* Exercise details: Make an exact copy of all the material below, apart from the pictures.

* Data listing:
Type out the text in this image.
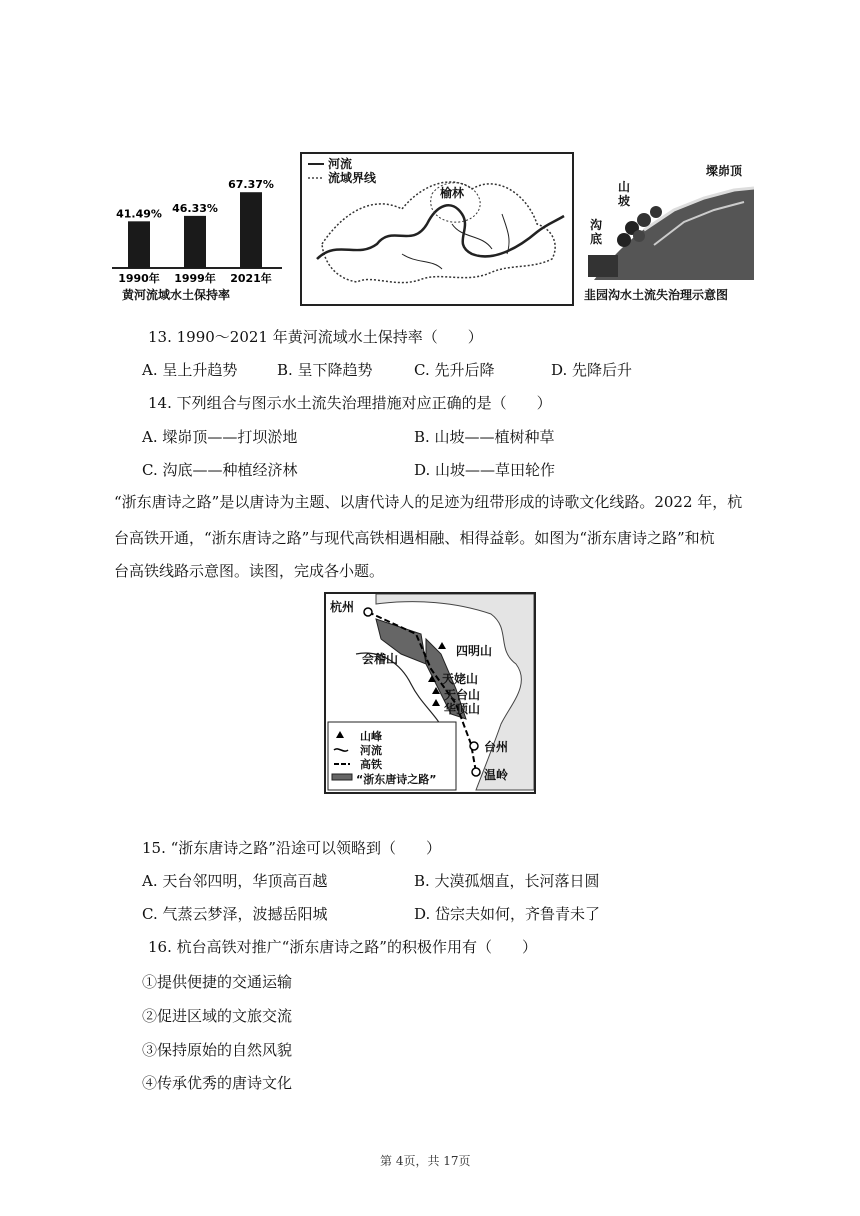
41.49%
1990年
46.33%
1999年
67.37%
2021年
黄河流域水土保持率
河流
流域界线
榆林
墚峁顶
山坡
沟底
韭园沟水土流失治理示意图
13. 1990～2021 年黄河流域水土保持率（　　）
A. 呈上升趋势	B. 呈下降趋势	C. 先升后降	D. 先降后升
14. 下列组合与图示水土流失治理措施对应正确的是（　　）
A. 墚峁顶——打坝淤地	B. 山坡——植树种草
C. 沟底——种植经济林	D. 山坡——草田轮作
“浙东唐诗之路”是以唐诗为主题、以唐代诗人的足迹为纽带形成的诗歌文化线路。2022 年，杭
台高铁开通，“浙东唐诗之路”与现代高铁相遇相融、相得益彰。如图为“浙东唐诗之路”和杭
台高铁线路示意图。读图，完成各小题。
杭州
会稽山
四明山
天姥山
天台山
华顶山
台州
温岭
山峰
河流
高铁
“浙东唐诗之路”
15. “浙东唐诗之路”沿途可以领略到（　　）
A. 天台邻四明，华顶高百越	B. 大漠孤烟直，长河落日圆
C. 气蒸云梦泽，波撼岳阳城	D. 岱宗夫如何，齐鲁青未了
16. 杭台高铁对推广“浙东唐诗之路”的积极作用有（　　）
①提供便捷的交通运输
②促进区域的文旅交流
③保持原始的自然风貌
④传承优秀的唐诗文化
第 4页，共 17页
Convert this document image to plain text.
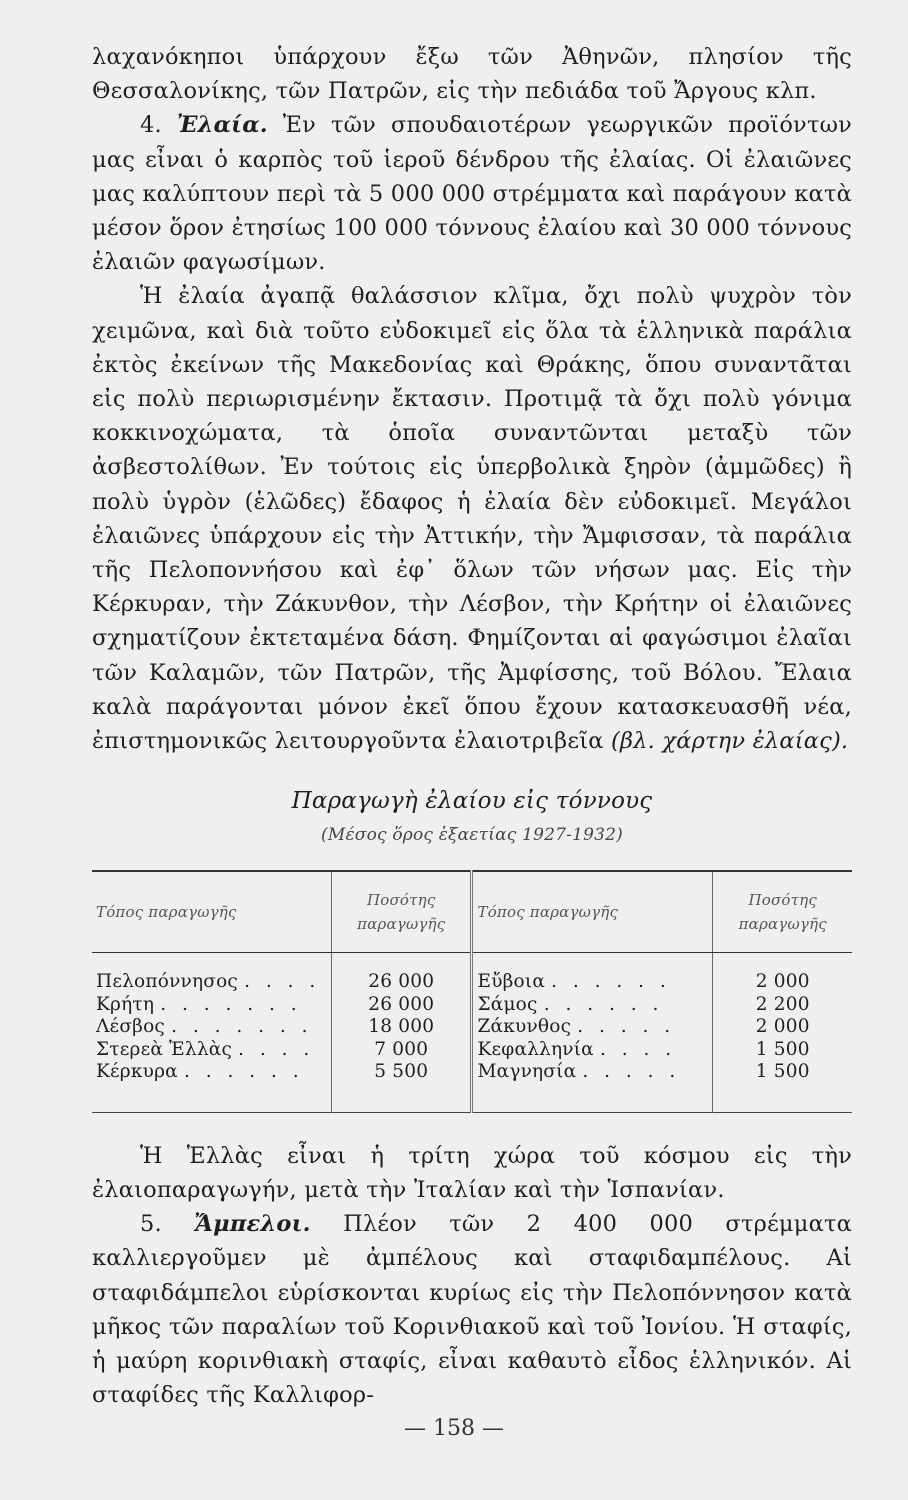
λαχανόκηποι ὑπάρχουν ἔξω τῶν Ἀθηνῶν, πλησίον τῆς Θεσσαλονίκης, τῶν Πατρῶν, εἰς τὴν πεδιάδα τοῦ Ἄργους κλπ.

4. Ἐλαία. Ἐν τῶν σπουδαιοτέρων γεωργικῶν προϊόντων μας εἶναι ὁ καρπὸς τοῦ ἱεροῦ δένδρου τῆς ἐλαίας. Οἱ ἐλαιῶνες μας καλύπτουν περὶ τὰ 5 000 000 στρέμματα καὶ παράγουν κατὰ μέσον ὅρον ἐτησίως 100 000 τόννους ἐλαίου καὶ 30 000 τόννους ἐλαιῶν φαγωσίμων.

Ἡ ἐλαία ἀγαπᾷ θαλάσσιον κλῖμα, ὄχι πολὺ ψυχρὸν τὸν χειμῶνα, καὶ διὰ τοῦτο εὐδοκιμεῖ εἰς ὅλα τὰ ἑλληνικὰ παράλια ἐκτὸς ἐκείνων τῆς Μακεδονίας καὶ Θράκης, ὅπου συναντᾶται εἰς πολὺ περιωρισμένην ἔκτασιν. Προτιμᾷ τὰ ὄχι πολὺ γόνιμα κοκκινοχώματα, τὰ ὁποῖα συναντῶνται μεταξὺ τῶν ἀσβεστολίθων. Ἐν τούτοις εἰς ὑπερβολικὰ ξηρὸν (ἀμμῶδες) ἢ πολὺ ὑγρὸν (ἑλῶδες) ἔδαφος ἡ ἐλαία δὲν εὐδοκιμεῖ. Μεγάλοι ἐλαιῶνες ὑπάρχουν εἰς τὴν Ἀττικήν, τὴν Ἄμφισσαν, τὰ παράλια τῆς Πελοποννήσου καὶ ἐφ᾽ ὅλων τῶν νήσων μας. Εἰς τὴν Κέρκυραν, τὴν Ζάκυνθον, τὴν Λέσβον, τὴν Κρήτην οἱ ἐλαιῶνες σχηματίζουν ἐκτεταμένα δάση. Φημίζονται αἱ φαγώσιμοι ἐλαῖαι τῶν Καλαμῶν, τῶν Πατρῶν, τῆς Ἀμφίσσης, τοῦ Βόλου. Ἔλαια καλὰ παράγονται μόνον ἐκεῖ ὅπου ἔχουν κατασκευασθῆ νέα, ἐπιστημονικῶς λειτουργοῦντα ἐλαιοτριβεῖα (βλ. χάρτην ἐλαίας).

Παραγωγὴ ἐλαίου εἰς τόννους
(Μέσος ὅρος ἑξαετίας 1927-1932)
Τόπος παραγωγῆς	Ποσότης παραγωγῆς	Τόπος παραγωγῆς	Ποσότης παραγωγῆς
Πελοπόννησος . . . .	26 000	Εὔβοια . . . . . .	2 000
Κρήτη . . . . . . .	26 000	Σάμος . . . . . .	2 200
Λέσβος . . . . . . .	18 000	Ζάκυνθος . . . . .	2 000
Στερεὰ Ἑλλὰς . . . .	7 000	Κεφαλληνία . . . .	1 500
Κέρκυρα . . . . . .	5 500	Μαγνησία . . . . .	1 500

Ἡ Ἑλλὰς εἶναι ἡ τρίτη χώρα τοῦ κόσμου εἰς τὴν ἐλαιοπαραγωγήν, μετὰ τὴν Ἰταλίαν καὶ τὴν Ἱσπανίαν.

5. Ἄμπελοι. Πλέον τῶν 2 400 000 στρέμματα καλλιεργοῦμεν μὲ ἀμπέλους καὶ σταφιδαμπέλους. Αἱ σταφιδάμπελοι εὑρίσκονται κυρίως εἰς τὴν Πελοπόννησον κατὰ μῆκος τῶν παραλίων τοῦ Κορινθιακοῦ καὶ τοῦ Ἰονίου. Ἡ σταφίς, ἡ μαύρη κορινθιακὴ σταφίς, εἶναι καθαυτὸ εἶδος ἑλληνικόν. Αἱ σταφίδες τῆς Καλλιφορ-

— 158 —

* Response to the exercise:
Type out the text in this image.
41.49%
1990年
46.33%
1999年
67.37%
2021年
黄河流域水土保持率
河流
流域界线
榆林
墚峁顶
山坡
沟底
韭园沟水土流失治理示意图
13. 1990～2021 年黄河流域水土保持率（　　）
A. 呈上升趋势	B. 呈下降趋势	C. 先升后降	D. 先降后升
14. 下列组合与图示水土流失治理措施对应正确的是（　　）
A. 墚峁顶——打坝淤地	B. 山坡——植树种草
C. 沟底——种植经济林	D. 山坡——草田轮作
“浙东唐诗之路”是以唐诗为主题、以唐代诗人的足迹为纽带形成的诗歌文化线路。2022 年，杭
台高铁开通，“浙东唐诗之路”与现代高铁相遇相融、相得益彰。如图为“浙东唐诗之路”和杭
台高铁线路示意图。读图，完成各小题。
杭州
会稽山
四明山
天姥山
天台山
华顶山
台州
温岭
山峰
河流
高铁
“浙东唐诗之路”
15. “浙东唐诗之路”沿途可以领略到（　　）
A. 天台邻四明，华顶高百越	B. 大漠孤烟直，长河落日圆
C. 气蒸云梦泽，波撼岳阳城	D. 岱宗夫如何，齐鲁青未了
16. 杭台高铁对推广“浙东唐诗之路”的积极作用有（　　）
①提供便捷的交通运输
②促进区域的文旅交流
③保持原始的自然风貌
④传承优秀的唐诗文化
第 4页，共 17页
Convert this document image to plain text.
λαχανόκηποι ὑπάρχουν ἔξω τῶν Ἀθηνῶν, πλησίον τῆς Θεσσαλονίκης, τῶν Πατρῶν, εἰς τὴν πεδιάδα τοῦ Ἄργους κλπ.

4. Ἐλαία. Ἐν τῶν σπουδαιοτέρων γεωργικῶν προϊόντων μας εἶναι ὁ καρπὸς τοῦ ἱεροῦ δένδρου τῆς ἐλαίας. Οἱ ἐλαιῶνες μας καλύπτουν περὶ τὰ 5 000 000 στρέμματα καὶ παράγουν κατὰ μέσον ὅρον ἐτησίως 100 000 τόννους ἐλαίου καὶ 30 000 τόννους ἐλαιῶν φαγωσίμων.

Ἡ ἐλαία ἀγαπᾷ θαλάσσιον κλῖμα, ὄχι πολὺ ψυχρὸν τὸν χειμῶνα, καὶ διὰ τοῦτο εὐδοκιμεῖ εἰς ὅλα τὰ ἑλληνικὰ παράλια ἐκτὸς ἐκείνων τῆς Μακεδονίας καὶ Θράκης, ὅπου συναντᾶται εἰς πολὺ περιωρισμένην ἔκτασιν. Προτιμᾷ τὰ ὄχι πολὺ γόνιμα κοκκινοχώματα, τὰ ὁποῖα συναντῶνται μεταξὺ τῶν ἀσβεστολίθων. Ἐν τούτοις εἰς ὑπερβολικὰ ξηρὸν (ἀμμῶδες) ἢ πολὺ ὑγρὸν (ἑλῶδες) ἔδαφος ἡ ἐλαία δὲν εὐδοκιμεῖ. Μεγάλοι ἐλαιῶνες ὑπάρχουν εἰς τὴν Ἀττικήν, τὴν Ἄμφισσαν, τὰ παράλια τῆς Πελοποννήσου καὶ ἐφ᾽ ὅλων τῶν νήσων μας. Εἰς τὴν Κέρκυραν, τὴν Ζάκυνθον, τὴν Λέσβον, τὴν Κρήτην οἱ ἐλαιῶνες σχηματίζουν ἐκτεταμένα δάση. Φημίζονται αἱ φαγώσιμοι ἐλαῖαι τῶν Καλαμῶν, τῶν Πατρῶν, τῆς Ἀμφίσσης, τοῦ Βόλου. Ἔλαια καλὰ παράγονται μόνον ἐκεῖ ὅπου ἔχουν κατασκευασθῆ νέα, ἐπιστημονικῶς λειτουργοῦντα ἐλαιοτριβεῖα (βλ. χάρτην ἐλαίας).

Παραγωγὴ ἐλαίου εἰς τόννους
(Μέσος ὅρος ἑξαετίας 1927-1932)
Τόπος παραγωγῆς	Ποσότης παραγωγῆς	Τόπος παραγωγῆς	Ποσότης παραγωγῆς
Πελοπόννησος . . . .	26 000	Εὔβοια . . . . . .	2 000
Κρήτη . . . . . . .	26 000	Σάμος . . . . . .	2 200
Λέσβος . . . . . . .	18 000	Ζάκυνθος . . . . .	2 000
Στερεὰ Ἑλλὰς . . . .	7 000	Κεφαλληνία . . . .	1 500
Κέρκυρα . . . . . .	5 500	Μαγνησία . . . . .	1 500

Ἡ Ἑλλὰς εἶναι ἡ τρίτη χώρα τοῦ κόσμου εἰς τὴν ἐλαιοπαραγωγήν, μετὰ τὴν Ἰταλίαν καὶ τὴν Ἱσπανίαν.

5. Ἄμπελοι. Πλέον τῶν 2 400 000 στρέμματα καλλιεργοῦμεν μὲ ἀμπέλους καὶ σταφιδαμπέλους. Αἱ σταφιδάμπελοι εὑρίσκονται κυρίως εἰς τὴν Πελοπόννησον κατὰ μῆκος τῶν παραλίων τοῦ Κορινθιακοῦ καὶ τοῦ Ἰονίου. Ἡ σταφίς, ἡ μαύρη κορινθιακὴ σταφίς, εἶναι καθαυτὸ εἶδος ἑλληνικόν. Αἱ σταφίδες τῆς Καλλιφορ-

— 158 —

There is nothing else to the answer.